OBJECTIVE: Show all lines that include the string "name"; copy each one.

[Records from a data collection]

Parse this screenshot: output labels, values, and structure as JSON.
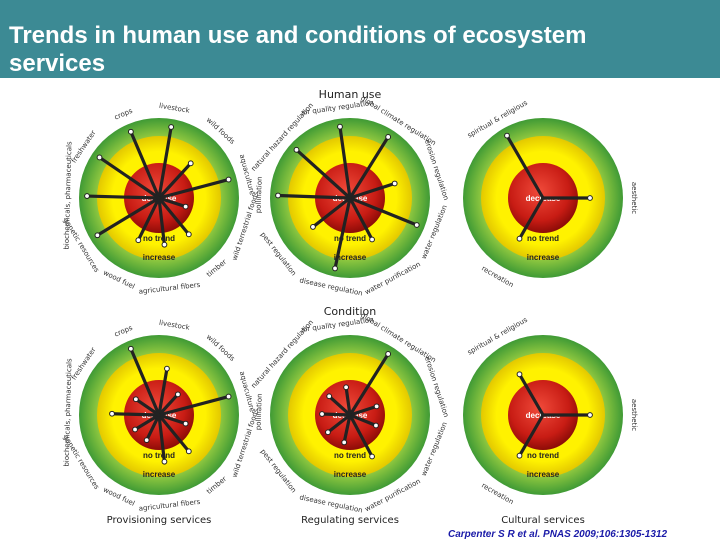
{
  "title": "Trends in human use and conditions of ecosystem services",
  "row_titles": [
    "Human use",
    "Condition"
  ],
  "column_titles": [
    "Provisioning services",
    "Regulating services",
    "Cultural services"
  ],
  "band_labels": {
    "inner": "decrease",
    "middle": "no trend",
    "outer": "increase"
  },
  "citation": "Carpenter S R et al. PNAS 2009;106:1305-1312",
  "colors": {
    "title_bar": "#3c8a94",
    "decrease": "#d42020",
    "no_trend": "#f2e600",
    "increase": "#52a83c",
    "spoke": "#222222",
    "citation": "#1a1aa8"
  },
  "diagrams": [
    {
      "section": "human_use",
      "category": "provisioning",
      "services": [
        "crops",
        "livestock",
        "wild foods",
        "aquaculture",
        "wild terrestrial foods",
        "timber",
        "agricultural fibers",
        "wood fuel",
        "genetic resources",
        "biochemicals, pharmaceuticals",
        "freshwater"
      ],
      "trends": [
        "increase",
        "increase",
        "no_trend",
        "increase",
        "decrease",
        "no_trend",
        "no_trend",
        "no_trend",
        "increase",
        "increase",
        "increase"
      ]
    },
    {
      "section": "human_use",
      "category": "regulating",
      "services": [
        "air quality regulation",
        "global climate regulation",
        "erosion regulation",
        "water regulation",
        "water purification",
        "disease regulation",
        "pest regulation",
        "pollination",
        "natural hazard regulation"
      ],
      "trends": [
        "increase",
        "increase",
        "no_trend",
        "increase",
        "no_trend",
        "increase",
        "no_trend",
        "increase",
        "increase"
      ]
    },
    {
      "section": "human_use",
      "category": "cultural",
      "services": [
        "spiritual & religious",
        "aesthetic",
        "recreation"
      ],
      "trends": [
        "increase",
        "no_trend",
        "no_trend"
      ]
    },
    {
      "section": "condition",
      "category": "provisioning",
      "services": [
        "crops",
        "livestock",
        "wild foods",
        "aquaculture",
        "wild terrestrial foods",
        "timber",
        "agricultural fibers",
        "wood fuel",
        "genetic resources",
        "biochemicals, pharmaceuticals",
        "freshwater"
      ],
      "trends": [
        "increase",
        "no_trend",
        "decrease",
        "increase",
        "decrease",
        "no_trend",
        "no_trend",
        "decrease",
        "decrease",
        "no_trend",
        "decrease"
      ]
    },
    {
      "section": "condition",
      "category": "regulating",
      "services": [
        "air quality regulation",
        "global climate regulation",
        "erosion regulation",
        "water regulation",
        "water purification",
        "disease regulation",
        "pest regulation",
        "pollination",
        "natural hazard regulation"
      ],
      "trends": [
        "decrease",
        "increase",
        "decrease",
        "decrease",
        "no_trend",
        "decrease",
        "decrease",
        "decrease",
        "decrease"
      ]
    },
    {
      "section": "condition",
      "category": "cultural",
      "services": [
        "spiritual & religious",
        "aesthetic",
        "recreation"
      ],
      "trends": [
        "no_trend",
        "no_trend",
        "no_trend"
      ]
    }
  ]
}
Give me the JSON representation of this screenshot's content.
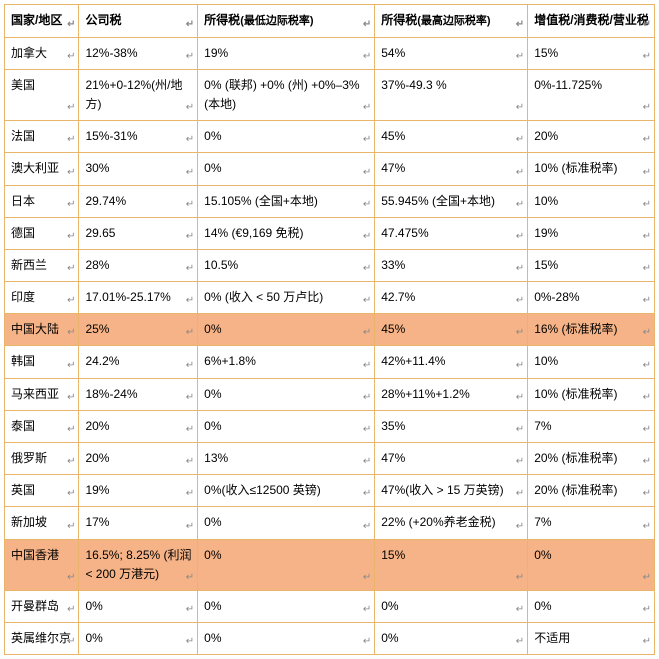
{
  "columns": [
    {
      "label": "国家/地区",
      "sub": ""
    },
    {
      "label": "公司税",
      "sub": ""
    },
    {
      "label": "所得税",
      "sub": "(最低边际税率)"
    },
    {
      "label": "所得税",
      "sub": "(最高边际税率)"
    },
    {
      "label": "增值税/消费税/营业税",
      "sub": ""
    }
  ],
  "highlightRows": [
    8,
    15
  ],
  "highlightColor": "#f5b387",
  "borderColor": "#e8b56b",
  "rows": [
    {
      "c0": "加拿大",
      "c1": "12%-38%",
      "c2": "19%",
      "c3": "54%",
      "c4": "15%"
    },
    {
      "c0": "美国",
      "c1": "21%+0-12%(州/地方)",
      "c2": "0% (联邦) +0% (州) +0%–3% (本地)",
      "c3": "37%-49.3 %",
      "c4": "0%-11.725%"
    },
    {
      "c0": "法国",
      "c1": "15%-31%",
      "c2": "0%",
      "c3": "45%",
      "c4": "20%"
    },
    {
      "c0": "澳大利亚",
      "c1": "30%",
      "c2": "0%",
      "c3": "47%",
      "c4": "10% (标准税率)"
    },
    {
      "c0": "日本",
      "c1": "29.74%",
      "c2": "15.105% (全国+本地)",
      "c3": "55.945% (全国+本地)",
      "c4": "10%"
    },
    {
      "c0": "德国",
      "c1": "29.65",
      "c2": "14% (€9,169 免税)",
      "c3": "47.475%",
      "c4": "19%"
    },
    {
      "c0": "新西兰",
      "c1": "28%",
      "c2": "10.5%",
      "c3": "33%",
      "c4": "15%"
    },
    {
      "c0": "印度",
      "c1": "17.01%-25.17%",
      "c2": "0% (收入 < 50 万卢比)",
      "c3": "42.7%",
      "c4": "0%-28%"
    },
    {
      "c0": "中国大陆",
      "c1": "25%",
      "c2": "0%",
      "c3": "45%",
      "c4": "16% (标准税率)"
    },
    {
      "c0": "韩国",
      "c1": "24.2%",
      "c2": "6%+1.8%",
      "c3": "42%+11.4%",
      "c4": "10%"
    },
    {
      "c0": "马来西亚",
      "c1": "18%-24%",
      "c2": "0%",
      "c3": "28%+11%+1.2%",
      "c4": "10% (标准税率)"
    },
    {
      "c0": "泰国",
      "c1": "20%",
      "c2": "0%",
      "c3": "35%",
      "c4": "7%"
    },
    {
      "c0": "俄罗斯",
      "c1": "20%",
      "c2": "13%",
      "c3": "47%",
      "c4": "20% (标准税率)"
    },
    {
      "c0": "英国",
      "c1": "19%",
      "c2": "0%(收入≤12500 英镑)",
      "c3": "47%(收入 > 15 万英镑)",
      "c4": "20% (标准税率)"
    },
    {
      "c0": "新加坡",
      "c1": "17%",
      "c2": "0%",
      "c3": "22% (+20%养老金税)",
      "c4": "7%"
    },
    {
      "c0": "中国香港",
      "c1": "16.5%; 8.25% (利润 < 200 万港元)",
      "c2": "0%",
      "c3": "15%",
      "c4": "0%"
    },
    {
      "c0": "开曼群岛",
      "c1": "0%",
      "c2": "0%",
      "c3": "0%",
      "c4": "0%"
    },
    {
      "c0": "英属维尔京",
      "c1": "0%",
      "c2": "0%",
      "c3": "0%",
      "c4": "不适用"
    }
  ],
  "cellMarker": "↵"
}
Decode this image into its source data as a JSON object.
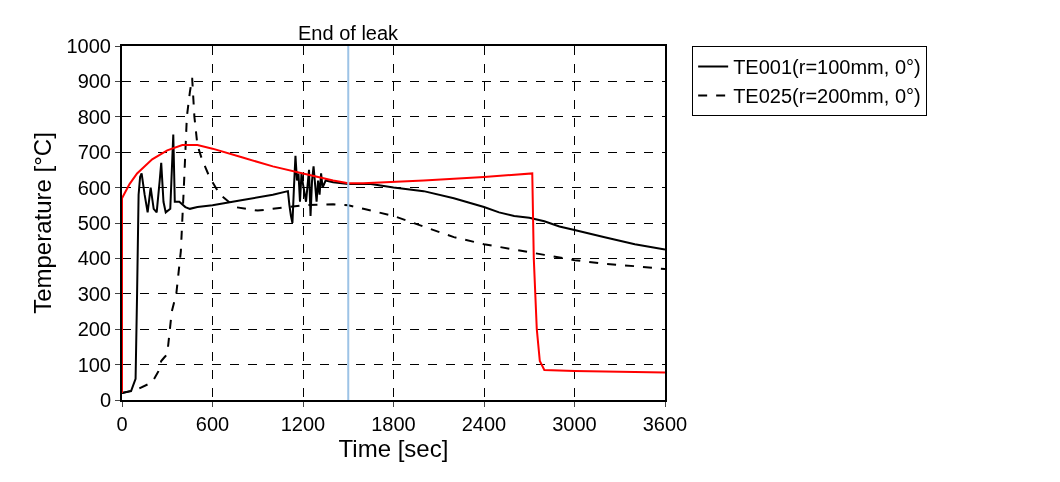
{
  "chart_data": {
    "type": "line",
    "xlabel": "Time [sec]",
    "ylabel": "Temperature [°C]",
    "xlim": [
      0,
      3600
    ],
    "xticks": [
      0,
      600,
      1200,
      1800,
      2400,
      3000,
      3600
    ],
    "ylim": [
      0,
      1000
    ],
    "yticks": [
      0,
      100,
      200,
      300,
      400,
      500,
      600,
      700,
      800,
      900,
      1000
    ],
    "grid": true,
    "legend": "top right",
    "marker": "none",
    "ref_lines": [
      {
        "axis": "x",
        "value": 1500,
        "label": "End of leak",
        "color": "#9dc3e6"
      }
    ],
    "series": [
      {
        "name": "TE001(r=100mm, 0°)",
        "color": "#000000",
        "line_style": "solid",
        "x": [
          0,
          60,
          90,
          100,
          110,
          120,
          130,
          150,
          170,
          190,
          210,
          230,
          250,
          260,
          275,
          290,
          320,
          340,
          350,
          380,
          420,
          450,
          500,
          600,
          800,
          1000,
          1100,
          1110,
          1120,
          1130,
          1140,
          1150,
          1160,
          1170,
          1180,
          1190,
          1200,
          1220,
          1240,
          1250,
          1260,
          1270,
          1290,
          1300,
          1310,
          1320,
          1330,
          1350,
          1400,
          1500,
          1650,
          1800,
          2000,
          2200,
          2400,
          2500,
          2600,
          2700,
          2800,
          2900,
          3000,
          3200,
          3400,
          3600
        ],
        "values": [
          20,
          25,
          60,
          300,
          580,
          630,
          640,
          580,
          530,
          600,
          540,
          530,
          620,
          670,
          560,
          530,
          540,
          750,
          560,
          560,
          545,
          540,
          545,
          550,
          565,
          580,
          590,
          550,
          520,
          500,
          600,
          690,
          620,
          640,
          560,
          640,
          610,
          560,
          650,
          520,
          620,
          660,
          560,
          620,
          580,
          640,
          600,
          620,
          615,
          610,
          610,
          600,
          590,
          570,
          545,
          530,
          520,
          515,
          505,
          490,
          480,
          460,
          440,
          425
        ]
      },
      {
        "name": "TE025(r=200mm, 0°)",
        "color": "#000000",
        "line_style": "dashed",
        "x": [
          0,
          100,
          200,
          240,
          260,
          280,
          300,
          330,
          360,
          390,
          410,
          430,
          450,
          465,
          480,
          500,
          530,
          580,
          650,
          750,
          900,
          1000,
          1100,
          1200,
          1400,
          1500,
          1600,
          1800,
          2000,
          2200,
          2400,
          2600,
          2800,
          3000,
          3200,
          3400,
          3600
        ],
        "values": [
          20,
          30,
          50,
          80,
          110,
          120,
          130,
          250,
          300,
          420,
          600,
          800,
          870,
          910,
          800,
          720,
          680,
          630,
          580,
          545,
          535,
          540,
          545,
          550,
          553,
          550,
          540,
          520,
          490,
          460,
          440,
          425,
          410,
          395,
          385,
          378,
          370
        ]
      },
      {
        "color": "#ff0000",
        "line_style": "solid",
        "x": [
          0,
          0,
          50,
          100,
          200,
          300,
          400,
          500,
          600,
          800,
          1000,
          1200,
          1400,
          1500,
          1600,
          2000,
          2400,
          2720,
          2730,
          2750,
          2770,
          2800,
          3000,
          3600
        ],
        "values": [
          20,
          570,
          610,
          640,
          680,
          705,
          720,
          720,
          710,
          685,
          660,
          640,
          620,
          612,
          612,
          620,
          630,
          640,
          400,
          200,
          110,
          85,
          82,
          78
        ]
      }
    ]
  }
}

RESULT FOR THIS TASK:
        "name": "TE001(r=100mm, 0°)",
        "name": "TE025(r=200mm, 0°)",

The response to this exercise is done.